Input.
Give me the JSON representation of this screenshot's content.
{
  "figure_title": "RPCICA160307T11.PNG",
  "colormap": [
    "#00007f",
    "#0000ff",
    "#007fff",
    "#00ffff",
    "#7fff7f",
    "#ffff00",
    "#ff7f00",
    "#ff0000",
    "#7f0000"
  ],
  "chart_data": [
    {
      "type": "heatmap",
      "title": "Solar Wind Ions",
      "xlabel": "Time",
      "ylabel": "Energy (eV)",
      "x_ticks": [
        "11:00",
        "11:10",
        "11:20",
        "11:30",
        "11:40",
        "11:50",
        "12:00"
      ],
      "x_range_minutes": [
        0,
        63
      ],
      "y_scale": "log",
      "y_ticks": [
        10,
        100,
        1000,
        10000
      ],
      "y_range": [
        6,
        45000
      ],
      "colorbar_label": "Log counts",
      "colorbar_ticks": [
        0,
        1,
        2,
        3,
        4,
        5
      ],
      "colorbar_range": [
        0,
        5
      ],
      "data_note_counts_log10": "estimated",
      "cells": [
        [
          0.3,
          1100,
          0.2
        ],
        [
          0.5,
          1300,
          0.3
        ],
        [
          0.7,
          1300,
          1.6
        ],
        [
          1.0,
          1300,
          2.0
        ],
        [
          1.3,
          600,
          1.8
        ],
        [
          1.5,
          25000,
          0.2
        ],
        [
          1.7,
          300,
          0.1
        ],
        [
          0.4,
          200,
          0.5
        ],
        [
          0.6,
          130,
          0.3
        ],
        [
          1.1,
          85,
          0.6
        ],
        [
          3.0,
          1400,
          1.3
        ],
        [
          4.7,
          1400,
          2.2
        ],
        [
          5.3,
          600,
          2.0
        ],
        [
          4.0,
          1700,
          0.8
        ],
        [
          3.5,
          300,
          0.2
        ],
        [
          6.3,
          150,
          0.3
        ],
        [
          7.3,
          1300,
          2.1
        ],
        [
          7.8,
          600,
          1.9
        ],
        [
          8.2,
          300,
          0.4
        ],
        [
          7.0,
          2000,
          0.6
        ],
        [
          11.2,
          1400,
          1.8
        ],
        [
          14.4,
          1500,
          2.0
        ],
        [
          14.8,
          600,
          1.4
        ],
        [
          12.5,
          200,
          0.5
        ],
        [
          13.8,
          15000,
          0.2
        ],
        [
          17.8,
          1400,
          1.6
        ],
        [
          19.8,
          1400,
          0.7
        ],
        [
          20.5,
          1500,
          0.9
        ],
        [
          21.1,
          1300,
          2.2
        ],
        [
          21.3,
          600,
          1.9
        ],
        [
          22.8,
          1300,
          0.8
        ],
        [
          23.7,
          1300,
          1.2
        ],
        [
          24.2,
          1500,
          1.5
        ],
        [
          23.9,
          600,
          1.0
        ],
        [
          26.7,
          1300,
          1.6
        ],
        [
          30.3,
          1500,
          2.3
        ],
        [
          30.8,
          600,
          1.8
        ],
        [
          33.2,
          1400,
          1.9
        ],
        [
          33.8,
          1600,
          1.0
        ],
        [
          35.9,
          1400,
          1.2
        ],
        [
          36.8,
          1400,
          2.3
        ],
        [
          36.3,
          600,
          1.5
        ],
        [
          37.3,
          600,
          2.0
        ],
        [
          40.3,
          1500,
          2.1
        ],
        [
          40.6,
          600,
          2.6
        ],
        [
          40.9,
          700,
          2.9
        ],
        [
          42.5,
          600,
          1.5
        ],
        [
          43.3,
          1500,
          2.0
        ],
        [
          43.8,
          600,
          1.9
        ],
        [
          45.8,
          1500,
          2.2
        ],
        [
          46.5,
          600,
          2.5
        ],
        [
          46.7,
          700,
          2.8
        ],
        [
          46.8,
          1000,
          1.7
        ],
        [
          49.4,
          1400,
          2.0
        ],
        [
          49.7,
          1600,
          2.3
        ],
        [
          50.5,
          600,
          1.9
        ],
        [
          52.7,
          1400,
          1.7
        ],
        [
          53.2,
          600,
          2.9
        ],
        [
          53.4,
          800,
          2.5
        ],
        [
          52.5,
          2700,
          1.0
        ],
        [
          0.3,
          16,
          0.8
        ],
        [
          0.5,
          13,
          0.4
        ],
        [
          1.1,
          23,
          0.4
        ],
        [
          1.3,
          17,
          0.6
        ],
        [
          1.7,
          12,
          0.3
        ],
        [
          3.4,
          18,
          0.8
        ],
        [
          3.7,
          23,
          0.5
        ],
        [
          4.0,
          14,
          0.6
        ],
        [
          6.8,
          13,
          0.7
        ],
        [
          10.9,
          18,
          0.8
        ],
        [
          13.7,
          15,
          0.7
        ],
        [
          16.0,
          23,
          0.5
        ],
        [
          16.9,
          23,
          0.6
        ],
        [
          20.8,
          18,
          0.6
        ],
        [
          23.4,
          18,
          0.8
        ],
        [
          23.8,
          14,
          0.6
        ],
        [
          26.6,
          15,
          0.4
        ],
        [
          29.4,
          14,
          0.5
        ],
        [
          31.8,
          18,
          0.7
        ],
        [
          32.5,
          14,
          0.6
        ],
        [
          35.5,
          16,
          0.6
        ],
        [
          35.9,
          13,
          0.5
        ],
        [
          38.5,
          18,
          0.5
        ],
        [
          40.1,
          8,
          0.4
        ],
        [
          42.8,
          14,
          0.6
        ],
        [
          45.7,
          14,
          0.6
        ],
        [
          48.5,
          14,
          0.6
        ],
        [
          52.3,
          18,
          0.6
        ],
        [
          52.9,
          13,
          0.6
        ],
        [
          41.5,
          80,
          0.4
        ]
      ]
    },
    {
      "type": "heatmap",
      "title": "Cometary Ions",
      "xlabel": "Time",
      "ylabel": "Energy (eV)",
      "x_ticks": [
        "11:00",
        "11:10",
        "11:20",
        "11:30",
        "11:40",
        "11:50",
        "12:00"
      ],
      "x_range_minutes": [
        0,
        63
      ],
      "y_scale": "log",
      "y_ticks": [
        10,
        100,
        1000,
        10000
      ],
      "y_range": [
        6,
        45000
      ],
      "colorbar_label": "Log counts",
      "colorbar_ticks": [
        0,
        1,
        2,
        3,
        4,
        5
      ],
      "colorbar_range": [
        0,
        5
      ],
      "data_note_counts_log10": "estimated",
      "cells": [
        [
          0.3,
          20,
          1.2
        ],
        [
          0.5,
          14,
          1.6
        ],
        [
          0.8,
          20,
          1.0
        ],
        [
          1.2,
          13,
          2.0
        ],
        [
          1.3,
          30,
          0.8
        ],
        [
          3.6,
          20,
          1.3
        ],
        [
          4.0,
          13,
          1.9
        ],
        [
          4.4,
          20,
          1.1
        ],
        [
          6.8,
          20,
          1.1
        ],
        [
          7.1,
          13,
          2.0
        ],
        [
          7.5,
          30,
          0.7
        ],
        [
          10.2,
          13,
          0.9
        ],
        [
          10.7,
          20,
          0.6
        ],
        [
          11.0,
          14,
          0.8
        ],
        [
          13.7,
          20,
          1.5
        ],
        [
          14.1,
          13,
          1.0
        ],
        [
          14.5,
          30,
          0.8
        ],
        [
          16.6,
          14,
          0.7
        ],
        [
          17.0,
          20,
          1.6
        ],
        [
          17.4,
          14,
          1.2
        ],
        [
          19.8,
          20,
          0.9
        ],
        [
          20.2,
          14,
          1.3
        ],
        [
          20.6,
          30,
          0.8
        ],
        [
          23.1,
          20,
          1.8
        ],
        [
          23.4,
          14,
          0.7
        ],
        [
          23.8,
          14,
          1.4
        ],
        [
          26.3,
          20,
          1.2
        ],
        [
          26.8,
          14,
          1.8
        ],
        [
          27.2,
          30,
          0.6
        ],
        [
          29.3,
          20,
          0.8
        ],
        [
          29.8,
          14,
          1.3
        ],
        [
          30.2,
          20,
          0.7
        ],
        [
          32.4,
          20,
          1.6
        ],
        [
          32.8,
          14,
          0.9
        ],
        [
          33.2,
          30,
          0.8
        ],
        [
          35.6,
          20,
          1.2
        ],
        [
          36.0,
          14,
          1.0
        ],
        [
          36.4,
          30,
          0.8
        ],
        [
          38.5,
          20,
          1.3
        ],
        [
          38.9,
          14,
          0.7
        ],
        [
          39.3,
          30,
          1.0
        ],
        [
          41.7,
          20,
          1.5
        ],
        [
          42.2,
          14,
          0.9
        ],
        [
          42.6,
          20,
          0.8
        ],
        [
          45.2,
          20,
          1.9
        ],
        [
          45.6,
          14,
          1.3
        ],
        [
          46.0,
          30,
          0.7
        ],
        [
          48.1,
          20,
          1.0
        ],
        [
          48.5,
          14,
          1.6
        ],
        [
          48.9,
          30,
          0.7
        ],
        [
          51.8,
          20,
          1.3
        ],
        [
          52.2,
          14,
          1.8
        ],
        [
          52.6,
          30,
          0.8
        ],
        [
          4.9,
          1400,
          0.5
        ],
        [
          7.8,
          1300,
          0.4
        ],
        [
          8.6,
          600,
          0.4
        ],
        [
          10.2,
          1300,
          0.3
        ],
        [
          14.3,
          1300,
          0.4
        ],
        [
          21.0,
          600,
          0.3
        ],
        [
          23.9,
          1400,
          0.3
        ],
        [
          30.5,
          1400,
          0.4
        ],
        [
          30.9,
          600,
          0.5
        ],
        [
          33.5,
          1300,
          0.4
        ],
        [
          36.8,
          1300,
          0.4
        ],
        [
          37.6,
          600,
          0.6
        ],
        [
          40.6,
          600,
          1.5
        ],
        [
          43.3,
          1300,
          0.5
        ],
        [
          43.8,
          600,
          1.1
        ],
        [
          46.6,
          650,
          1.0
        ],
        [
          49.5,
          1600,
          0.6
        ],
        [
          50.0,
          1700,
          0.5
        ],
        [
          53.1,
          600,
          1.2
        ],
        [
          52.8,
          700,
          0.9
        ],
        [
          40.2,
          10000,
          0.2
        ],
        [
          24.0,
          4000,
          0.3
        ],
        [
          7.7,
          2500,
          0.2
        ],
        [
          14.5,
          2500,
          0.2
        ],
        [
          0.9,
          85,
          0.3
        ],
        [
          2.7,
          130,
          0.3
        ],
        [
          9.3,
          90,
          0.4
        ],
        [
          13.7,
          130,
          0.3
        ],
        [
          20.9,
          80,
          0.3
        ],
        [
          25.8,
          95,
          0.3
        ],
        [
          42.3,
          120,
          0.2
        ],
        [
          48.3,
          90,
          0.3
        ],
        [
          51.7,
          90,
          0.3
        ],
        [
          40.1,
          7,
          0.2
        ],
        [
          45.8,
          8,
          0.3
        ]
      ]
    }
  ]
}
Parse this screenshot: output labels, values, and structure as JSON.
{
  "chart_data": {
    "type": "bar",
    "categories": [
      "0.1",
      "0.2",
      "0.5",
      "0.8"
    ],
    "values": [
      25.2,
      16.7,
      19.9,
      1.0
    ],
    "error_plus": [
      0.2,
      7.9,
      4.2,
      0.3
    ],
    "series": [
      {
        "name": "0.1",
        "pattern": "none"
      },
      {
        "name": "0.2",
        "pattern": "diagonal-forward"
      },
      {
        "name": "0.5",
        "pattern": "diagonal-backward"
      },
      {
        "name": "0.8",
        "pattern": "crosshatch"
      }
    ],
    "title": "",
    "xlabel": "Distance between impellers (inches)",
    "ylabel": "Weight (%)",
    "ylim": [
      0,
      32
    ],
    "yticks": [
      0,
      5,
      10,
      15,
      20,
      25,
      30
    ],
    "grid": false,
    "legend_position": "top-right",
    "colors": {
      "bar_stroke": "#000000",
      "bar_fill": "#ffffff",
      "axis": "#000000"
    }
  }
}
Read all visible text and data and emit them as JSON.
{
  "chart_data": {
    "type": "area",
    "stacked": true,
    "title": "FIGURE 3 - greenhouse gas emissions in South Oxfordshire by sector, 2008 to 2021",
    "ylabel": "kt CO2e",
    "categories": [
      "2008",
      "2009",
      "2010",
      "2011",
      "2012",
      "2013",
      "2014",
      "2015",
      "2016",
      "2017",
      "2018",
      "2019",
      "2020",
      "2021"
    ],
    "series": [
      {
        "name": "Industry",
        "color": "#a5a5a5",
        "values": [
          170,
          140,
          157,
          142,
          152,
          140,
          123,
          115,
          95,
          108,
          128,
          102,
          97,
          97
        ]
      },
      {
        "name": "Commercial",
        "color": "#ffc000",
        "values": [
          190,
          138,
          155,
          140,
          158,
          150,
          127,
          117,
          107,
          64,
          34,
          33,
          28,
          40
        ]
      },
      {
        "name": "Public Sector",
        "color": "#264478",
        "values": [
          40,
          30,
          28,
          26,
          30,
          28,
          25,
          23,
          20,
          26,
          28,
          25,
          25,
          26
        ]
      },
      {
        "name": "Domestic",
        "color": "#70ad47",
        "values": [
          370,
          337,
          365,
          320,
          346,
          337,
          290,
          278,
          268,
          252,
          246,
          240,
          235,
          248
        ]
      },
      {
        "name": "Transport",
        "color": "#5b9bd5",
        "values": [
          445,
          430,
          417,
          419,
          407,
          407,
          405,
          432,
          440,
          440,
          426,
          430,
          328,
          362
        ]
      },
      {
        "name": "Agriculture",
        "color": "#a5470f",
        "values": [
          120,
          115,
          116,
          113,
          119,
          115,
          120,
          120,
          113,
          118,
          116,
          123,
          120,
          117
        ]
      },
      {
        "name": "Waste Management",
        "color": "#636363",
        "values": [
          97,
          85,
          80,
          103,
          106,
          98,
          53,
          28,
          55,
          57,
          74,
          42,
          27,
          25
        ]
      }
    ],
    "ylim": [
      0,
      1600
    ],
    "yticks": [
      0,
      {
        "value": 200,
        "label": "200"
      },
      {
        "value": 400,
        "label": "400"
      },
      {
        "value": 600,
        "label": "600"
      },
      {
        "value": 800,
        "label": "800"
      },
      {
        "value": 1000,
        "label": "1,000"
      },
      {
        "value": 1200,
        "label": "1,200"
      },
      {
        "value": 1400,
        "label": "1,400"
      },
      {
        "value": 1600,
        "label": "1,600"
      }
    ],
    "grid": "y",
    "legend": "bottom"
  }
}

Requirement. Look through the entries above; copy each line where the string "this" appears.

Task solution.
Give me the JSON representation of this screenshot's content.
Parse this screenshot: output labels, values, and structure as JSON.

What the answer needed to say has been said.